### Instructions for the task
Look through the listing below and report how many lines contain "Татарстан", as a bare number.

[Stored records]
####

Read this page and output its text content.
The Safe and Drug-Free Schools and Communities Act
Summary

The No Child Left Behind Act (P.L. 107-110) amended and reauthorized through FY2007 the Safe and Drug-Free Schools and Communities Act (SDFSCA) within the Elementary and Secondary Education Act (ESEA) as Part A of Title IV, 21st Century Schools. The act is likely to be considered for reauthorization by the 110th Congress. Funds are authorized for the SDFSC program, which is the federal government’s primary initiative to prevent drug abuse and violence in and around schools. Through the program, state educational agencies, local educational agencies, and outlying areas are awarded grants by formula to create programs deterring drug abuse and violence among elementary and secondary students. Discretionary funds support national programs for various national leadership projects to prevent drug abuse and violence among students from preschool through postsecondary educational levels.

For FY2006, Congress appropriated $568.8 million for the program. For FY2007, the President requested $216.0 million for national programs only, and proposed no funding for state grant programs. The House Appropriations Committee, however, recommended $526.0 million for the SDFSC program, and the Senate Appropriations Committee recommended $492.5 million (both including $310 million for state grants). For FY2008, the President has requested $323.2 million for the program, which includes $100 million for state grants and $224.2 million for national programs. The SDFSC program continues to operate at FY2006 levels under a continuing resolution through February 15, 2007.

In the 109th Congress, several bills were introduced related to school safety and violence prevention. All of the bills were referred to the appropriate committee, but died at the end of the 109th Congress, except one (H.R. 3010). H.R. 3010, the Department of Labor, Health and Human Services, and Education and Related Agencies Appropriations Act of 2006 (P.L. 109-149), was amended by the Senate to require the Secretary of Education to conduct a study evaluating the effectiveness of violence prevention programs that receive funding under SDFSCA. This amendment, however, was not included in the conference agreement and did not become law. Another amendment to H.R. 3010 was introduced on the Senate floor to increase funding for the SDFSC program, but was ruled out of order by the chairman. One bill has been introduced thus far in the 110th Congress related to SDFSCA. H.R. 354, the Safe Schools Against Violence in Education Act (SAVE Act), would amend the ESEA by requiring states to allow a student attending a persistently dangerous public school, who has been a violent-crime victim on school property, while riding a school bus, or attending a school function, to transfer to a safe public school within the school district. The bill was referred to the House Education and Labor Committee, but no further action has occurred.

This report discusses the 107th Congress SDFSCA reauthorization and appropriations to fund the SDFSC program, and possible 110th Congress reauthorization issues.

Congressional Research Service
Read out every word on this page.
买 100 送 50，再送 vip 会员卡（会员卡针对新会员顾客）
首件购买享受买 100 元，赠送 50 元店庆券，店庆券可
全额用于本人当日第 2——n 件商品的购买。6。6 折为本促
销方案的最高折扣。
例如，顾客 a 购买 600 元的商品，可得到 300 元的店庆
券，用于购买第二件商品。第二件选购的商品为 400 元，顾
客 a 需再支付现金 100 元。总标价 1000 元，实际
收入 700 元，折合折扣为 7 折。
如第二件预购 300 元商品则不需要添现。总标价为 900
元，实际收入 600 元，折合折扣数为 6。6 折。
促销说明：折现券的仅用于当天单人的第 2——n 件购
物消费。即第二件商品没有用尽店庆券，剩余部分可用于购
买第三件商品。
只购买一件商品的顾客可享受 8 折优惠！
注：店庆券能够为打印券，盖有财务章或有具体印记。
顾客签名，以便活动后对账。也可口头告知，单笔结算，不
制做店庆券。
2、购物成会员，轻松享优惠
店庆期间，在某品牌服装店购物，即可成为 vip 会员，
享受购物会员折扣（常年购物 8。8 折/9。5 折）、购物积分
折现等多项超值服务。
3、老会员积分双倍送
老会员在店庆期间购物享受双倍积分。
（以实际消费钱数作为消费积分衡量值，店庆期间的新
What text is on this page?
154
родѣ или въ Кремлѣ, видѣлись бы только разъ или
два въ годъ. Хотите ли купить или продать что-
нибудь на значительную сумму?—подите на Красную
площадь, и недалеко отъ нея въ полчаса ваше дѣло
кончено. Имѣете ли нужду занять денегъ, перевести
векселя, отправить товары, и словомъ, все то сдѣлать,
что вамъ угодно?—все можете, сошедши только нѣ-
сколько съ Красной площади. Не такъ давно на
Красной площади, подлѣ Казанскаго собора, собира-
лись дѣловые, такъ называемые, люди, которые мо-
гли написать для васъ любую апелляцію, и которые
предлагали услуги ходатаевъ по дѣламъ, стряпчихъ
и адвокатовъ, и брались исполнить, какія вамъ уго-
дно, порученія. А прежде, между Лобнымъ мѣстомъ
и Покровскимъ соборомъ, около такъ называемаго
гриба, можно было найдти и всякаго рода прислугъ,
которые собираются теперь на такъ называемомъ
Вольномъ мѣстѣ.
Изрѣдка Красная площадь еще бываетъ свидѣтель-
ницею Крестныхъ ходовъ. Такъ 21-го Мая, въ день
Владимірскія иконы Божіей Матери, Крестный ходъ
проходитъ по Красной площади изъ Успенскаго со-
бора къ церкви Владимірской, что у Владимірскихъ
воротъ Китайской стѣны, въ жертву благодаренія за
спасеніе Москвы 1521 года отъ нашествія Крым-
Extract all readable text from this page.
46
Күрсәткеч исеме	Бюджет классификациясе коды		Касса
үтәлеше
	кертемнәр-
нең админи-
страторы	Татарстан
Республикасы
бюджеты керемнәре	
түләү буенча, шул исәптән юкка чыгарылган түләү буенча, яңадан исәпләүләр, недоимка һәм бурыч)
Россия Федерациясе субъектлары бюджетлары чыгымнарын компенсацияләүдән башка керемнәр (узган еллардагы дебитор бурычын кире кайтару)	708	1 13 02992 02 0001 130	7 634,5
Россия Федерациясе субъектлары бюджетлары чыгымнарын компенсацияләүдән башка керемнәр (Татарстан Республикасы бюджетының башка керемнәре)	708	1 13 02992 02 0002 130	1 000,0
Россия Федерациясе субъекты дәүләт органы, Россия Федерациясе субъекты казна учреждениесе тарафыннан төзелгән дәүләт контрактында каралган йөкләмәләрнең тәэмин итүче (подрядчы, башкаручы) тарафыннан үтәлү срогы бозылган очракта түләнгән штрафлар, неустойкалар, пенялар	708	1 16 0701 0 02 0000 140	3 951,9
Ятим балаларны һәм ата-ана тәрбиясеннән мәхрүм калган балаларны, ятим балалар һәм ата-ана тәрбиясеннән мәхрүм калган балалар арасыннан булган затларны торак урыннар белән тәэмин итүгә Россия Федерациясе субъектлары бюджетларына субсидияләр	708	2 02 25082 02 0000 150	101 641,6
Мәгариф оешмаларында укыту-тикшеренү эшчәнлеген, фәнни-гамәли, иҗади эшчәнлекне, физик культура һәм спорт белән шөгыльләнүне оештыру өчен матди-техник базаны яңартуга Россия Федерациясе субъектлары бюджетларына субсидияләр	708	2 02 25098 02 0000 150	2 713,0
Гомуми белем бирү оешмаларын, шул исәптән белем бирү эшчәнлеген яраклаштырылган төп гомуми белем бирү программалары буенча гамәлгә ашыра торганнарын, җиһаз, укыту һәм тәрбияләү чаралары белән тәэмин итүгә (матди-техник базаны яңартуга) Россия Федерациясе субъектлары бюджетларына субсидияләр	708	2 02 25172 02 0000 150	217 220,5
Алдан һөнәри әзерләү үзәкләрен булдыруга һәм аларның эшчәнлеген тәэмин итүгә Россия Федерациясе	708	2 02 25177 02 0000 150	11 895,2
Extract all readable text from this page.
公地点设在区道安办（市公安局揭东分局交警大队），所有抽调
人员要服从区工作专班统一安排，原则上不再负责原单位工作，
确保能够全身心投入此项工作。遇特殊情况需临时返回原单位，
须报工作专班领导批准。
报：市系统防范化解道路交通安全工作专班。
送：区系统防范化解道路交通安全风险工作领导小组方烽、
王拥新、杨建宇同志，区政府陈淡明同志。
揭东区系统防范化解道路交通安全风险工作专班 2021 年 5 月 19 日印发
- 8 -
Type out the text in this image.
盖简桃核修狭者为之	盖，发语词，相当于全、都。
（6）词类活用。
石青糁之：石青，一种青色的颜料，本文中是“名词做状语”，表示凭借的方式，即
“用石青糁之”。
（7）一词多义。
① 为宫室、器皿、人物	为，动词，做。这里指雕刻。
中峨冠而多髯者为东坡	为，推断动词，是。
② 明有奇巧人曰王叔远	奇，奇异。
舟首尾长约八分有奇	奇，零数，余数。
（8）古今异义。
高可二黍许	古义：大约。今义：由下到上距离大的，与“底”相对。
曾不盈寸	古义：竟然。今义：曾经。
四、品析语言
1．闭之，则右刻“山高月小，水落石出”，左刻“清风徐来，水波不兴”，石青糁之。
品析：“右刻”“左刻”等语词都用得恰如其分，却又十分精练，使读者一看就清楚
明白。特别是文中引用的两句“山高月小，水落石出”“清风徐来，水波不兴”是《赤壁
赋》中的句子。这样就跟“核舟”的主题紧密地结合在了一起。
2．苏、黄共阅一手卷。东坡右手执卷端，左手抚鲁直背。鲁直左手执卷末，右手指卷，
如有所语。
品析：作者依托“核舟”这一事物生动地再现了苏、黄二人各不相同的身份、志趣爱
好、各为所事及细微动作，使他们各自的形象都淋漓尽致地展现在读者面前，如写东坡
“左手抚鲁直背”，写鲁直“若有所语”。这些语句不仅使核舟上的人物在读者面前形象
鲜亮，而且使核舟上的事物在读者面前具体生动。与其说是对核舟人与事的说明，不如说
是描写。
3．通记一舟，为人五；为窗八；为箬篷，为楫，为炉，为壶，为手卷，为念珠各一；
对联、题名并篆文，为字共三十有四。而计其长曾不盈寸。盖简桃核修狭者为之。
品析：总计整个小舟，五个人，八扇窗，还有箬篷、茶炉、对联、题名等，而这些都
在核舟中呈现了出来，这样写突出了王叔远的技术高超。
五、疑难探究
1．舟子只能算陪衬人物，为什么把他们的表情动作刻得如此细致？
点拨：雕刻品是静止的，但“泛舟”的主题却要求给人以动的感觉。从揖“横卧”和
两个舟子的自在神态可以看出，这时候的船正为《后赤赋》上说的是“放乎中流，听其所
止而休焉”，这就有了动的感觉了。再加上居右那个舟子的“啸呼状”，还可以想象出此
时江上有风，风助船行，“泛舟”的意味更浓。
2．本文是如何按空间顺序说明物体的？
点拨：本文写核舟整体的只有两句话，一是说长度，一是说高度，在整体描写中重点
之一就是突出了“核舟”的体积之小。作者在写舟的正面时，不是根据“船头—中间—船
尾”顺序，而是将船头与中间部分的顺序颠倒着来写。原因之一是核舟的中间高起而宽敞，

####

### Answer below
2